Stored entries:
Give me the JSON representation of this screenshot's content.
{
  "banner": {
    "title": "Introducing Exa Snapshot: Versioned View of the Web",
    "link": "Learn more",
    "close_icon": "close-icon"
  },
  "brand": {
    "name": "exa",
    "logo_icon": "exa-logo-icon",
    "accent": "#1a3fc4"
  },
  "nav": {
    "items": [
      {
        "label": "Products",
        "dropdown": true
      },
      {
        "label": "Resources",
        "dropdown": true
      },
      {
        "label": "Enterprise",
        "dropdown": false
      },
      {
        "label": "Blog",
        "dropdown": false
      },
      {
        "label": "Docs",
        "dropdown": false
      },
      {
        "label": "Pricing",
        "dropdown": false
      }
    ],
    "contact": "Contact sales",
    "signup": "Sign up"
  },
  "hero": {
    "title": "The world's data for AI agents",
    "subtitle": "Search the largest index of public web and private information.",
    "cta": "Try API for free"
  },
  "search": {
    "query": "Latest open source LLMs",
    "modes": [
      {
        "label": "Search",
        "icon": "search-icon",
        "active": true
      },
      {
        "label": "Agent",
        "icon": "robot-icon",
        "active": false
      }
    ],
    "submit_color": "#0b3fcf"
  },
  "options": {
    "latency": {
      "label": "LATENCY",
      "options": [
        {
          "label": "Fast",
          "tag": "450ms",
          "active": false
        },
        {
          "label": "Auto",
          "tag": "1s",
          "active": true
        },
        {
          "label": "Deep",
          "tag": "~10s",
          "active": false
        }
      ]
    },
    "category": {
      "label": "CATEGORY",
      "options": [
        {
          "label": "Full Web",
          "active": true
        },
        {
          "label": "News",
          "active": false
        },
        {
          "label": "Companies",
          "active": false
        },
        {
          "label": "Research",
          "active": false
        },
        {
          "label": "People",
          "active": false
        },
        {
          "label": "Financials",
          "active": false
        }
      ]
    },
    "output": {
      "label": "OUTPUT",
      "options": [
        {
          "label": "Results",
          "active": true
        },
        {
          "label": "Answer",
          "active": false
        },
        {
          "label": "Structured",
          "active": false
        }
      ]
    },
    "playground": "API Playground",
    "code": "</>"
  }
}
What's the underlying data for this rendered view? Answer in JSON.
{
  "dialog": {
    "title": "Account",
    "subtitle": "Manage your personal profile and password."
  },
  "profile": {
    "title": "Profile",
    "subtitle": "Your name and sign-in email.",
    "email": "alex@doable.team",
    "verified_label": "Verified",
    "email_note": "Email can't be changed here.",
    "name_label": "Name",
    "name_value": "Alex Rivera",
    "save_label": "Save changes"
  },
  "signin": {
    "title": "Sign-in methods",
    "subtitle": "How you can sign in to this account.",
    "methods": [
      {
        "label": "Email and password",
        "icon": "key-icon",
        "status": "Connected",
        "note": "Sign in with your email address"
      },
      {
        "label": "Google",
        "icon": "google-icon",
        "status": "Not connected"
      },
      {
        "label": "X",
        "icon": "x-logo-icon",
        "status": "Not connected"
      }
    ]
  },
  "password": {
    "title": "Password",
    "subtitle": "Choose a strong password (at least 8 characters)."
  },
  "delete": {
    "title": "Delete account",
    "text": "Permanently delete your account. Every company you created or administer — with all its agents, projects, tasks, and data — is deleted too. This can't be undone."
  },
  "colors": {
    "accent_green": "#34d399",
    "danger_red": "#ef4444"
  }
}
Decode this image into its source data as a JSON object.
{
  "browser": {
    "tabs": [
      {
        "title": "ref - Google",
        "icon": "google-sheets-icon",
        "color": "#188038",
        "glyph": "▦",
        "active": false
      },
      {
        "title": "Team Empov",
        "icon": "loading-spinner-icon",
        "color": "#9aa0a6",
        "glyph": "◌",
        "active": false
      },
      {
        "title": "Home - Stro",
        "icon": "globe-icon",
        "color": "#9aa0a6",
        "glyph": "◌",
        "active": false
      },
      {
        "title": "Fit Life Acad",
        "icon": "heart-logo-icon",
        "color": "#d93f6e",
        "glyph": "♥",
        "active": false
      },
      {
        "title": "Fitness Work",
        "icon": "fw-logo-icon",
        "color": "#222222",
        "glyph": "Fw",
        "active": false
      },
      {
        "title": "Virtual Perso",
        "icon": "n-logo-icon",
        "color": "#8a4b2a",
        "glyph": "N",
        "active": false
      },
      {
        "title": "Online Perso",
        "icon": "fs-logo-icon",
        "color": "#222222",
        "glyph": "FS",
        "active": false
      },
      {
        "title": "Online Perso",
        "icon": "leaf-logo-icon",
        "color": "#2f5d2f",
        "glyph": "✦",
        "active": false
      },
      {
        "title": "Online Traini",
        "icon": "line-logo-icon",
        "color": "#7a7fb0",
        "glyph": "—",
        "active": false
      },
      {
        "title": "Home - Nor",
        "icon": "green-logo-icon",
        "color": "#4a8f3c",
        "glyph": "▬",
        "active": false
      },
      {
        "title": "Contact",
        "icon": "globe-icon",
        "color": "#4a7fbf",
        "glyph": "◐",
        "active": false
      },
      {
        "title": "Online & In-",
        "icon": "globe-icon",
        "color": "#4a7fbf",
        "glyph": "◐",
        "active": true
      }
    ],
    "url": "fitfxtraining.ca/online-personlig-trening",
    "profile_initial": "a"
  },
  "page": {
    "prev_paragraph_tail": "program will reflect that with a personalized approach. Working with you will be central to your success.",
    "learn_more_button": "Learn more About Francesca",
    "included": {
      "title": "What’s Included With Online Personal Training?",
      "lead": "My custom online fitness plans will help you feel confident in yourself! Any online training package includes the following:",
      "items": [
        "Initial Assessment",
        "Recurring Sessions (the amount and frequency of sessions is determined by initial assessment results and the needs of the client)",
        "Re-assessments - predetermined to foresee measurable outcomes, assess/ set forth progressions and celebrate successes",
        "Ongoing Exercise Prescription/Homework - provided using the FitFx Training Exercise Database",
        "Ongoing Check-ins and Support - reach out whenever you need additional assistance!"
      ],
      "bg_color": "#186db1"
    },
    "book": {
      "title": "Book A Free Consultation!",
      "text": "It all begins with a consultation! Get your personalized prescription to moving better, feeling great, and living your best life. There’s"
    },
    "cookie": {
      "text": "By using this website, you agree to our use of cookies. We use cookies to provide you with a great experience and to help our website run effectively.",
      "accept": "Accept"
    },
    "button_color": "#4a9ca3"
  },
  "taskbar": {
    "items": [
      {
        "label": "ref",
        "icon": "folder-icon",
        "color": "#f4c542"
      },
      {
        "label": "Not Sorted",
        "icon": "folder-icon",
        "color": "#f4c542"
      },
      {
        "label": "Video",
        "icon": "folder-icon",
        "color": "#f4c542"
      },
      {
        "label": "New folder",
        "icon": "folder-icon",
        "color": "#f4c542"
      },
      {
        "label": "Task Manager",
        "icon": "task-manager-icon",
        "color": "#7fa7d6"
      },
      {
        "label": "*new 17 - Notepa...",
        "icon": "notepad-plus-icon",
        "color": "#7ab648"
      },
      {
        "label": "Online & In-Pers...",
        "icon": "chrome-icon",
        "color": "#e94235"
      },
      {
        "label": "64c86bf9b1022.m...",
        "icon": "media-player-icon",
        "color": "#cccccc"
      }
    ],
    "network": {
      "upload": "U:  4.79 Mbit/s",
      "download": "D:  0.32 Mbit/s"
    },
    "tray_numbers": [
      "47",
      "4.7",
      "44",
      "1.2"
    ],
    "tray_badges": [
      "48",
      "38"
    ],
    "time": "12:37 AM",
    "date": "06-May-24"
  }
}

[Aim of the exercise]
Write the entries again, exactly as they stand.

[Result]
Give me the JSON representation of this screenshot's content.
{
  "banner": {
    "title": "Introducing Exa Snapshot: Versioned View of the Web",
    "link": "Learn more",
    "close_icon": "close-icon"
  },
  "brand": {
    "name": "exa",
    "logo_icon": "exa-logo-icon",
    "accent": "#1a3fc4"
  },
  "nav": {
    "items": [
      {
        "label": "Products",
        "dropdown": true
      },
      {
        "label": "Resources",
        "dropdown": true
      },
      {
        "label": "Enterprise",
        "dropdown": false
      },
      {
        "label": "Blog",
        "dropdown": false
      },
      {
        "label": "Docs",
        "dropdown": false
      },
      {
        "label": "Pricing",
        "dropdown": false
      }
    ],
    "contact": "Contact sales",
    "signup": "Sign up"
  },
  "hero": {
    "title": "The world's data for AI agents",
    "subtitle": "Search the largest index of public web and private information.",
    "cta": "Try API for free"
  },
  "search": {
    "query": "Latest open source LLMs",
    "modes": [
      {
        "label": "Search",
        "icon": "search-icon",
        "active": true
      },
      {
        "label": "Agent",
        "icon": "robot-icon",
        "active": false
      }
    ],
    "submit_color": "#0b3fcf"
  },
  "options": {
    "latency": {
      "label": "LATENCY",
      "options": [
        {
          "label": "Fast",
          "tag": "450ms",
          "active": false
        },
        {
          "label": "Auto",
          "tag": "1s",
          "active": true
        },
        {
          "label": "Deep",
          "tag": "~10s",
          "active": false
        }
      ]
    },
    "category": {
      "label": "CATEGORY",
      "options": [
        {
          "label": "Full Web",
          "active": true
        },
        {
          "label": "News",
          "active": false
        },
        {
          "label": "Companies",
          "active": false
        },
        {
          "label": "Research",
          "active": false
        },
        {
          "label": "People",
          "active": false
        },
        {
          "label": "Financials",
          "active": false
        }
      ]
    },
    "output": {
      "label": "OUTPUT",
      "options": [
        {
          "label": "Results",
          "active": true
        },
        {
          "label": "Answer",
          "active": false
        },
        {
          "label": "Structured",
          "active": false
        }
      ]
    },
    "playground": "API Playground",
    "code": "</>"
  }
}
What's the underlying data for this rendered view? Answer in JSON.
{
  "dialog": {
    "title": "Account",
    "subtitle": "Manage your personal profile and password."
  },
  "profile": {
    "title": "Profile",
    "subtitle": "Your name and sign-in email.",
    "email": "alex@doable.team",
    "verified_label": "Verified",
    "email_note": "Email can't be changed here.",
    "name_label": "Name",
    "name_value": "Alex Rivera",
    "save_label": "Save changes"
  },
  "signin": {
    "title": "Sign-in methods",
    "subtitle": "How you can sign in to this account.",
    "methods": [
      {
        "label": "Email and password",
        "icon": "key-icon",
        "status": "Connected",
        "note": "Sign in with your email address"
      },
      {
        "label": "Google",
        "icon": "google-icon",
        "status": "Not connected"
      },
      {
        "label": "X",
        "icon": "x-logo-icon",
        "status": "Not connected"
      }
    ]
  },
  "password": {
    "title": "Password",
    "subtitle": "Choose a strong password (at least 8 characters)."
  },
  "delete": {
    "title": "Delete account",
    "text": "Permanently delete your account. Every company you created or administer — with all its agents, projects, tasks, and data — is deleted too. This can't be undone."
  },
  "colors": {
    "accent_green": "#34d399",
    "danger_red": "#ef4444"
  }
}
Decode this image into its source data as a JSON object.
{
  "browser": {
    "tabs": [
      {
        "title": "ref - Google",
        "icon": "google-sheets-icon",
        "color": "#188038",
        "glyph": "▦",
        "active": false
      },
      {
        "title": "Team Empov",
        "icon": "loading-spinner-icon",
        "color": "#9aa0a6",
        "glyph": "◌",
        "active": false
      },
      {
        "title": "Home - Stro",
        "icon": "globe-icon",
        "color": "#9aa0a6",
        "glyph": "◌",
        "active": false
      },
      {
        "title": "Fit Life Acad",
        "icon": "heart-logo-icon",
        "color": "#d93f6e",
        "glyph": "♥",
        "active": false
      },
      {
        "title": "Fitness Work",
        "icon": "fw-logo-icon",
        "color": "#222222",
        "glyph": "Fw",
        "active": false
      },
      {
        "title": "Virtual Perso",
        "icon": "n-logo-icon",
        "color": "#8a4b2a",
        "glyph": "N",
        "active": false
      },
      {
        "title": "Online Perso",
        "icon": "fs-logo-icon",
        "color": "#222222",
        "glyph": "FS",
        "active": false
      },
      {
        "title": "Online Perso",
        "icon": "leaf-logo-icon",
        "color": "#2f5d2f",
        "glyph": "✦",
        "active": false
      },
      {
        "title": "Online Traini",
        "icon": "line-logo-icon",
        "color": "#7a7fb0",
        "glyph": "—",
        "active": false
      },
      {
        "title": "Home - Nor",
        "icon": "green-logo-icon",
        "color": "#4a8f3c",
        "glyph": "▬",
        "active": false
      },
      {
        "title": "Contact",
        "icon": "globe-icon",
        "color": "#4a7fbf",
        "glyph": "◐",
        "active": false
      },
      {
        "title": "Online & In-",
        "icon": "globe-icon",
        "color": "#4a7fbf",
        "glyph": "◐",
        "active": true
      }
    ],
    "url": "fitfxtraining.ca/online-personlig-trening",
    "profile_initial": "a"
  },
  "page": {
    "prev_paragraph_tail": "program will reflect that with a personalized approach. Working with you will be central to your success.",
    "learn_more_button": "Learn more About Francesca",
    "included": {
      "title": "What’s Included With Online Personal Training?",
      "lead": "My custom online fitness plans will help you feel confident in yourself! Any online training package includes the following:",
      "items": [
        "Initial Assessment",
        "Recurring Sessions (the amount and frequency of sessions is determined by initial assessment results and the needs of the client)",
        "Re-assessments - predetermined to foresee measurable outcomes, assess/ set forth progressions and celebrate successes",
        "Ongoing Exercise Prescription/Homework - provided using the FitFx Training Exercise Database",
        "Ongoing Check-ins and Support - reach out whenever you need additional assistance!"
      ],
      "bg_color": "#186db1"
    },
    "book": {
      "title": "Book A Free Consultation!",
      "text": "It all begins with a consultation! Get your personalized prescription to moving better, feeling great, and living your best life. There’s"
    },
    "cookie": {
      "text": "By using this website, you agree to our use of cookies. We use cookies to provide you with a great experience and to help our website run effectively.",
      "accept": "Accept"
    },
    "button_color": "#4a9ca3"
  },
  "taskbar": {
    "items": [
      {
        "label": "ref",
        "icon": "folder-icon",
        "color": "#f4c542"
      },
      {
        "label": "Not Sorted",
        "icon": "folder-icon",
        "color": "#f4c542"
      },
      {
        "label": "Video",
        "icon": "folder-icon",
        "color": "#f4c542"
      },
      {
        "label": "New folder",
        "icon": "folder-icon",
        "color": "#f4c542"
      },
      {
        "label": "Task Manager",
        "icon": "task-manager-icon",
        "color": "#7fa7d6"
      },
      {
        "label": "*new 17 - Notepa...",
        "icon": "notepad-plus-icon",
        "color": "#7ab648"
      },
      {
        "label": "Online & In-Pers...",
        "icon": "chrome-icon",
        "color": "#e94235"
      },
      {
        "label": "64c86bf9b1022.m...",
        "icon": "media-player-icon",
        "color": "#cccccc"
      }
    ],
    "network": {
      "upload": "U:  4.79 Mbit/s",
      "download": "D:  0.32 Mbit/s"
    },
    "tray_numbers": [
      "47",
      "4.7",
      "44",
      "1.2"
    ],
    "tray_badges": [
      "48",
      "38"
    ],
    "time": "12:37 AM",
    "date": "06-May-24"
  }
}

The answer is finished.